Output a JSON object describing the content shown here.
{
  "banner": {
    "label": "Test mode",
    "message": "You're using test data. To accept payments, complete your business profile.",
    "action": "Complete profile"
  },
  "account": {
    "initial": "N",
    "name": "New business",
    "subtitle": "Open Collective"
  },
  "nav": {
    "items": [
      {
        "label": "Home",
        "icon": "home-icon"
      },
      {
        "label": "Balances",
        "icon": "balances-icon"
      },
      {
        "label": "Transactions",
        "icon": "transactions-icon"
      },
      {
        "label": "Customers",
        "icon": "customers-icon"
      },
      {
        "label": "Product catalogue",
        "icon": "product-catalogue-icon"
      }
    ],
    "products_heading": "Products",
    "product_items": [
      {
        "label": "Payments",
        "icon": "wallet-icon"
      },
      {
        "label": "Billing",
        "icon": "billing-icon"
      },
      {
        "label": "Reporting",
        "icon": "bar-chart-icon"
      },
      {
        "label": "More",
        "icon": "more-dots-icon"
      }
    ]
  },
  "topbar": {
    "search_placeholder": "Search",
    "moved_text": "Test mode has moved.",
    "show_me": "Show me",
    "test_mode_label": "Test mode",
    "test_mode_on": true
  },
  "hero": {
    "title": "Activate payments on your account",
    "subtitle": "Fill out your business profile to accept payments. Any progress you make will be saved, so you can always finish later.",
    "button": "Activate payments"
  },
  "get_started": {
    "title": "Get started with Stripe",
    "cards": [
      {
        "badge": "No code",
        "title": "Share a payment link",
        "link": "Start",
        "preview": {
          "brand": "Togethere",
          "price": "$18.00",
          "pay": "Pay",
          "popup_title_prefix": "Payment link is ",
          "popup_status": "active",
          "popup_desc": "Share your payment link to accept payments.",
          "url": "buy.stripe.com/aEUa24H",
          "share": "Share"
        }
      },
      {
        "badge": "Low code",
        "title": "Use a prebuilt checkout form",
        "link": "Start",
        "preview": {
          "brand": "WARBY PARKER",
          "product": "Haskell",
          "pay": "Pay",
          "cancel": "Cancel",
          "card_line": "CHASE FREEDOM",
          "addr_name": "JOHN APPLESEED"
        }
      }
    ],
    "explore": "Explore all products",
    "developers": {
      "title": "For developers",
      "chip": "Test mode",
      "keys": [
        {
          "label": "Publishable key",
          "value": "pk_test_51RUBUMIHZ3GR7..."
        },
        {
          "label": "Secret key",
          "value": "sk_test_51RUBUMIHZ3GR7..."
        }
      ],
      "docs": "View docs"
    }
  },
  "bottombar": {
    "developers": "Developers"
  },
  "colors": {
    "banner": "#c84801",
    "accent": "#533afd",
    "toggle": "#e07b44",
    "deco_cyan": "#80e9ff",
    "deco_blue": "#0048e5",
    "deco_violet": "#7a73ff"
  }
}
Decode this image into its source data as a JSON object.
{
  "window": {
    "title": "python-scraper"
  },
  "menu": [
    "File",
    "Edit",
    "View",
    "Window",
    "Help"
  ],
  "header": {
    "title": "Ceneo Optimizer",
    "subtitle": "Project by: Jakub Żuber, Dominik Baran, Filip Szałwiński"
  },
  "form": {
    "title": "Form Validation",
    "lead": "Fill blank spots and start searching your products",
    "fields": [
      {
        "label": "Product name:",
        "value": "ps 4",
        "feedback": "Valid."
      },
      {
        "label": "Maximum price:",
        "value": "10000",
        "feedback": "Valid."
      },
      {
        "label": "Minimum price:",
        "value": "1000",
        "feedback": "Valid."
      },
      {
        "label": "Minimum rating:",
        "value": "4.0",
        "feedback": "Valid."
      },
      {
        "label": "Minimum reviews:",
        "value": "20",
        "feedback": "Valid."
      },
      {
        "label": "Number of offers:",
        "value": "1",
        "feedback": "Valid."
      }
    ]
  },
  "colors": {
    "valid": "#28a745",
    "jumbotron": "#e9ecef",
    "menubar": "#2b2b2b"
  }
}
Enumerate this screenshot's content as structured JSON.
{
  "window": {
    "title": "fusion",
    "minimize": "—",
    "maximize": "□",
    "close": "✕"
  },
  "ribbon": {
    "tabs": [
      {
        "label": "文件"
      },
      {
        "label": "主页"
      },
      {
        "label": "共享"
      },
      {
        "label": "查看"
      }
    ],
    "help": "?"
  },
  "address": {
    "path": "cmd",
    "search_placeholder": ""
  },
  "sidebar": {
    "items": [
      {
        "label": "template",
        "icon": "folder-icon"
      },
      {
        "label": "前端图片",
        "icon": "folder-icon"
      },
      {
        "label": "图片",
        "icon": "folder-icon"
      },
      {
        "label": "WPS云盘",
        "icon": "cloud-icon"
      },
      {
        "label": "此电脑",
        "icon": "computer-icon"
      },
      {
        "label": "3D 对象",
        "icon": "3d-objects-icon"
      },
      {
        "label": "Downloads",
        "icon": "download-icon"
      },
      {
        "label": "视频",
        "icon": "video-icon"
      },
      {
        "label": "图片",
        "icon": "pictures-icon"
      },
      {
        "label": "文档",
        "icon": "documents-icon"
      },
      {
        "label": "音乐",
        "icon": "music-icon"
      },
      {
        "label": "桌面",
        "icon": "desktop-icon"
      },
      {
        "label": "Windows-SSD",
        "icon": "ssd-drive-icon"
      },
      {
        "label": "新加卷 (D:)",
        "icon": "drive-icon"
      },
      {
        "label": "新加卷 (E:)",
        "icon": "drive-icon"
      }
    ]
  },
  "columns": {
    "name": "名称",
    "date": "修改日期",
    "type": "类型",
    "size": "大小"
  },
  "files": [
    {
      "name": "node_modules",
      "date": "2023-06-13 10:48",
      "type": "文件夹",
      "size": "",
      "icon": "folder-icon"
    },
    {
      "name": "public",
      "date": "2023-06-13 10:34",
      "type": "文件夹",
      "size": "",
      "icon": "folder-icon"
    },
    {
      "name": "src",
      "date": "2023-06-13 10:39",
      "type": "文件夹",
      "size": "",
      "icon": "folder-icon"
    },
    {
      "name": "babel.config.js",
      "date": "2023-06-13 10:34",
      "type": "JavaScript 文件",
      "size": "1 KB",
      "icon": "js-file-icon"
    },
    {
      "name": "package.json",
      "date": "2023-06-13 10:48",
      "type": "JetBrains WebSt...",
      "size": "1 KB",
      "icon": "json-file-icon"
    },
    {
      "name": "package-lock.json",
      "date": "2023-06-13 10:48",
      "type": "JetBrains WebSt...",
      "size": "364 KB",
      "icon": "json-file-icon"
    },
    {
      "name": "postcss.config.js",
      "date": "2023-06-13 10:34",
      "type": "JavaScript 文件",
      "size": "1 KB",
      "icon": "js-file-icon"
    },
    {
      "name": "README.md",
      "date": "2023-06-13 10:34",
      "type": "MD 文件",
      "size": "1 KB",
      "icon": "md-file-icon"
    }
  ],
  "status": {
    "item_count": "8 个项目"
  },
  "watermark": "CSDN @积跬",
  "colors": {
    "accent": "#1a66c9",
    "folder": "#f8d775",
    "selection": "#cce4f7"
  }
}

========

## EXERCISE OBJECTIVE
Each line that holds the string "price" counts once; give the total and nothing else.

## WRITTEN RESPONSE
3